WRITTEN PROBLEM:
Quote the full listing word for word.

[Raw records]

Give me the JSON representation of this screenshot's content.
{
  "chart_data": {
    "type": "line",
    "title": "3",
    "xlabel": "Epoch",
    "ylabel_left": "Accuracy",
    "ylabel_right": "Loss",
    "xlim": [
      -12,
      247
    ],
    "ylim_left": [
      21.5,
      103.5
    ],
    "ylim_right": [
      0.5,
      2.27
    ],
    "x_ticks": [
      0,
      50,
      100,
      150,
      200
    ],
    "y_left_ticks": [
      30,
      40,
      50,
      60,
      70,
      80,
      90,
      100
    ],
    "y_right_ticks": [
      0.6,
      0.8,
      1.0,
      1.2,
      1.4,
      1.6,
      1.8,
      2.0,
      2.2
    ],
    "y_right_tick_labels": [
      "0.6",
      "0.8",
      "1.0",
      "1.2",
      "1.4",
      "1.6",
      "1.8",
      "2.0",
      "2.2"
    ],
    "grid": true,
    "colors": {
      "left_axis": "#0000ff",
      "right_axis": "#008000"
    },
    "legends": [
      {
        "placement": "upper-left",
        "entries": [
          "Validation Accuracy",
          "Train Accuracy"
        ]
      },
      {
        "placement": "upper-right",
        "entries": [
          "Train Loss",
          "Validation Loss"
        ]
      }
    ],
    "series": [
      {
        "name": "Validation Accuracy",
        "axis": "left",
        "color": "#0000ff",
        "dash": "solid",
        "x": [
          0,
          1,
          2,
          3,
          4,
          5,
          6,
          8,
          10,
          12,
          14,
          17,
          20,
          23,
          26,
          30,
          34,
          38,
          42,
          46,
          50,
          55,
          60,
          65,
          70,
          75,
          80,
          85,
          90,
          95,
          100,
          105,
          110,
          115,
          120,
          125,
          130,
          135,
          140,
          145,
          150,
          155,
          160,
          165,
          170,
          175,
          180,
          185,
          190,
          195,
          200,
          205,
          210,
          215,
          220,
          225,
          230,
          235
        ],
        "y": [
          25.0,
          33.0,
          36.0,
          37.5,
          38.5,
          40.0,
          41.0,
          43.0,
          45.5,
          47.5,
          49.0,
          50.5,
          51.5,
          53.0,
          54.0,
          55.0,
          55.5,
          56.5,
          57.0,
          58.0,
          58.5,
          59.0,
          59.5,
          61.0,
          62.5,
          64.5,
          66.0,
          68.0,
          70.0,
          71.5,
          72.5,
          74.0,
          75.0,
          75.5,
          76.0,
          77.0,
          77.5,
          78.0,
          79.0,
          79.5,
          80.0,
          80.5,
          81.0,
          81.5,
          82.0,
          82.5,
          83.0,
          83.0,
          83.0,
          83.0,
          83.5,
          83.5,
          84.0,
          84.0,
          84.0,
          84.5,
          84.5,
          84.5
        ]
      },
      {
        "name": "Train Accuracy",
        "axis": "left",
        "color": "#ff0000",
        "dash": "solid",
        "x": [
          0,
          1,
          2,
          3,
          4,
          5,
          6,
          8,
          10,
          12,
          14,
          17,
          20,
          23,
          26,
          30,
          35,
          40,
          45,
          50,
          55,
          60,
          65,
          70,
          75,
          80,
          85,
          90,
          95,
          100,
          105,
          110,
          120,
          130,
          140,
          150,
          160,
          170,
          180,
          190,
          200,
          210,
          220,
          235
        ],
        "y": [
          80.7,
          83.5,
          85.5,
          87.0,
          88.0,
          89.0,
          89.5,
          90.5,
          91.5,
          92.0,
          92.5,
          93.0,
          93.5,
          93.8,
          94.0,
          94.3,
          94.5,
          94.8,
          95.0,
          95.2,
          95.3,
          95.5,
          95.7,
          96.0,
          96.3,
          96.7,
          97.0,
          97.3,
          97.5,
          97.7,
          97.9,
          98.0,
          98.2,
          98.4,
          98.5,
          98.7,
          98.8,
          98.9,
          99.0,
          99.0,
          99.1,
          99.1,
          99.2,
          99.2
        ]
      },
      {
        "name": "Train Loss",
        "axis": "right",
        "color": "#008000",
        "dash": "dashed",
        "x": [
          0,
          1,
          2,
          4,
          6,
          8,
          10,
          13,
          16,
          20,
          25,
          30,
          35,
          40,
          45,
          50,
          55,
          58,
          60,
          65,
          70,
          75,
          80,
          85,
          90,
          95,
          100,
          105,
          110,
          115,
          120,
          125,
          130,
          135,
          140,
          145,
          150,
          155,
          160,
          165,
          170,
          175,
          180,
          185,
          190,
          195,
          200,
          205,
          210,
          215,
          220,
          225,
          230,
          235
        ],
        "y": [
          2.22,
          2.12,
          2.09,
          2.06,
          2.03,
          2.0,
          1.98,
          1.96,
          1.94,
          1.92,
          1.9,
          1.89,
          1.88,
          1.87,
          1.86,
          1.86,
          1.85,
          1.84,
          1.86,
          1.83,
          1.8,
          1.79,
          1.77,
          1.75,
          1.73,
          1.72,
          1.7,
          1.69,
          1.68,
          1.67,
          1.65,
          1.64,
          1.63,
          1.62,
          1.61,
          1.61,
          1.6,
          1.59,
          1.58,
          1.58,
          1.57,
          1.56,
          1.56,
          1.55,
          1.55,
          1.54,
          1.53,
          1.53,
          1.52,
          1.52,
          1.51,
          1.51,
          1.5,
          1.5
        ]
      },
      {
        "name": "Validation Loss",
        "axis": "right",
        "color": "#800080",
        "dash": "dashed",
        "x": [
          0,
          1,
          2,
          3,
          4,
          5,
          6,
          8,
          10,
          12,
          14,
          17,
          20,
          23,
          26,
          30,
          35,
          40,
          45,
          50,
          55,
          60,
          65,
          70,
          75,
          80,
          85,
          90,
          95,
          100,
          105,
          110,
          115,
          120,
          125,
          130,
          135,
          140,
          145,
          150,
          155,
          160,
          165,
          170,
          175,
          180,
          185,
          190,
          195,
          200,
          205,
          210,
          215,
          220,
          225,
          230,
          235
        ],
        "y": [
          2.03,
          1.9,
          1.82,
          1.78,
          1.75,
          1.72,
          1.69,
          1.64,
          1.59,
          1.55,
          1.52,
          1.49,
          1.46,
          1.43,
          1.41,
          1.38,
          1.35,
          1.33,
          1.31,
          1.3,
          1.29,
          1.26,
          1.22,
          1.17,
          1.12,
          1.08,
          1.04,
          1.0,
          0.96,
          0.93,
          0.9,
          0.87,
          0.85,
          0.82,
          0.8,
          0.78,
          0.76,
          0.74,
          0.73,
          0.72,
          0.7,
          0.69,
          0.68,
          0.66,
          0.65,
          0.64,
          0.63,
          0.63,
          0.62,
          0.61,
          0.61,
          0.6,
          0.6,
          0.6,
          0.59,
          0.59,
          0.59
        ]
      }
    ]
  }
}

FINISHED ANSWER:
Give me the JSON representation of this screenshot's content.
{
  "chart_data": {
    "type": "line",
    "title": "3",
    "xlabel": "Epoch",
    "ylabel_left": "Accuracy",
    "ylabel_right": "Loss",
    "xlim": [
      -12,
      247
    ],
    "ylim_left": [
      21.5,
      103.5
    ],
    "ylim_right": [
      0.5,
      2.27
    ],
    "x_ticks": [
      0,
      50,
      100,
      150,
      200
    ],
    "y_left_ticks": [
      30,
      40,
      50,
      60,
      70,
      80,
      90,
      100
    ],
    "y_right_ticks": [
      0.6,
      0.8,
      1.0,
      1.2,
      1.4,
      1.6,
      1.8,
      2.0,
      2.2
    ],
    "y_right_tick_labels": [
      "0.6",
      "0.8",
      "1.0",
      "1.2",
      "1.4",
      "1.6",
      "1.8",
      "2.0",
      "2.2"
    ],
    "grid": true,
    "colors": {
      "left_axis": "#0000ff",
      "right_axis": "#008000"
    },
    "legends": [
      {
        "placement": "upper-left",
        "entries": [
          "Validation Accuracy",
          "Train Accuracy"
        ]
      },
      {
        "placement": "upper-right",
        "entries": [
          "Train Loss",
          "Validation Loss"
        ]
      }
    ],
    "series": [
      {
        "name": "Validation Accuracy",
        "axis": "left",
        "color": "#0000ff",
        "dash": "solid",
        "x": [
          0,
          1,
          2,
          3,
          4,
          5,
          6,
          8,
          10,
          12,
          14,
          17,
          20,
          23,
          26,
          30,
          34,
          38,
          42,
          46,
          50,
          55,
          60,
          65,
          70,
          75,
          80,
          85,
          90,
          95,
          100,
          105,
          110,
          115,
          120,
          125,
          130,
          135,
          140,
          145,
          150,
          155,
          160,
          165,
          170,
          175,
          180,
          185,
          190,
          195,
          200,
          205,
          210,
          215,
          220,
          225,
          230,
          235
        ],
        "y": [
          25.0,
          33.0,
          36.0,
          37.5,
          38.5,
          40.0,
          41.0,
          43.0,
          45.5,
          47.5,
          49.0,
          50.5,
          51.5,
          53.0,
          54.0,
          55.0,
          55.5,
          56.5,
          57.0,
          58.0,
          58.5,
          59.0,
          59.5,
          61.0,
          62.5,
          64.5,
          66.0,
          68.0,
          70.0,
          71.5,
          72.5,
          74.0,
          75.0,
          75.5,
          76.0,
          77.0,
          77.5,
          78.0,
          79.0,
          79.5,
          80.0,
          80.5,
          81.0,
          81.5,
          82.0,
          82.5,
          83.0,
          83.0,
          83.0,
          83.0,
          83.5,
          83.5,
          84.0,
          84.0,
          84.0,
          84.5,
          84.5,
          84.5
        ]
      },
      {
        "name": "Train Accuracy",
        "axis": "left",
        "color": "#ff0000",
        "dash": "solid",
        "x": [
          0,
          1,
          2,
          3,
          4,
          5,
          6,
          8,
          10,
          12,
          14,
          17,
          20,
          23,
          26,
          30,
          35,
          40,
          45,
          50,
          55,
          60,
          65,
          70,
          75,
          80,
          85,
          90,
          95,
          100,
          105,
          110,
          120,
          130,
          140,
          150,
          160,
          170,
          180,
          190,
          200,
          210,
          220,
          235
        ],
        "y": [
          80.7,
          83.5,
          85.5,
          87.0,
          88.0,
          89.0,
          89.5,
          90.5,
          91.5,
          92.0,
          92.5,
          93.0,
          93.5,
          93.8,
          94.0,
          94.3,
          94.5,
          94.8,
          95.0,
          95.2,
          95.3,
          95.5,
          95.7,
          96.0,
          96.3,
          96.7,
          97.0,
          97.3,
          97.5,
          97.7,
          97.9,
          98.0,
          98.2,
          98.4,
          98.5,
          98.7,
          98.8,
          98.9,
          99.0,
          99.0,
          99.1,
          99.1,
          99.2,
          99.2
        ]
      },
      {
        "name": "Train Loss",
        "axis": "right",
        "color": "#008000",
        "dash": "dashed",
        "x": [
          0,
          1,
          2,
          4,
          6,
          8,
          10,
          13,
          16,
          20,
          25,
          30,
          35,
          40,
          45,
          50,
          55,
          58,
          60,
          65,
          70,
          75,
          80,
          85,
          90,
          95,
          100,
          105,
          110,
          115,
          120,
          125,
          130,
          135,
          140,
          145,
          150,
          155,
          160,
          165,
          170,
          175,
          180,
          185,
          190,
          195,
          200,
          205,
          210,
          215,
          220,
          225,
          230,
          235
        ],
        "y": [
          2.22,
          2.12,
          2.09,
          2.06,
          2.03,
          2.0,
          1.98,
          1.96,
          1.94,
          1.92,
          1.9,
          1.89,
          1.88,
          1.87,
          1.86,
          1.86,
          1.85,
          1.84,
          1.86,
          1.83,
          1.8,
          1.79,
          1.77,
          1.75,
          1.73,
          1.72,
          1.7,
          1.69,
          1.68,
          1.67,
          1.65,
          1.64,
          1.63,
          1.62,
          1.61,
          1.61,
          1.6,
          1.59,
          1.58,
          1.58,
          1.57,
          1.56,
          1.56,
          1.55,
          1.55,
          1.54,
          1.53,
          1.53,
          1.52,
          1.52,
          1.51,
          1.51,
          1.5,
          1.5
        ]
      },
      {
        "name": "Validation Loss",
        "axis": "right",
        "color": "#800080",
        "dash": "dashed",
        "x": [
          0,
          1,
          2,
          3,
          4,
          5,
          6,
          8,
          10,
          12,
          14,
          17,
          20,
          23,
          26,
          30,
          35,
          40,
          45,
          50,
          55,
          60,
          65,
          70,
          75,
          80,
          85,
          90,
          95,
          100,
          105,
          110,
          115,
          120,
          125,
          130,
          135,
          140,
          145,
          150,
          155,
          160,
          165,
          170,
          175,
          180,
          185,
          190,
          195,
          200,
          205,
          210,
          215,
          220,
          225,
          230,
          235
        ],
        "y": [
          2.03,
          1.9,
          1.82,
          1.78,
          1.75,
          1.72,
          1.69,
          1.64,
          1.59,
          1.55,
          1.52,
          1.49,
          1.46,
          1.43,
          1.41,
          1.38,
          1.35,
          1.33,
          1.31,
          1.3,
          1.29,
          1.26,
          1.22,
          1.17,
          1.12,
          1.08,
          1.04,
          1.0,
          0.96,
          0.93,
          0.9,
          0.87,
          0.85,
          0.82,
          0.8,
          0.78,
          0.76,
          0.74,
          0.73,
          0.72,
          0.7,
          0.69,
          0.68,
          0.66,
          0.65,
          0.64,
          0.63,
          0.63,
          0.62,
          0.61,
          0.61,
          0.6,
          0.6,
          0.6,
          0.59,
          0.59,
          0.59
        ]
      }
    ]
  }
}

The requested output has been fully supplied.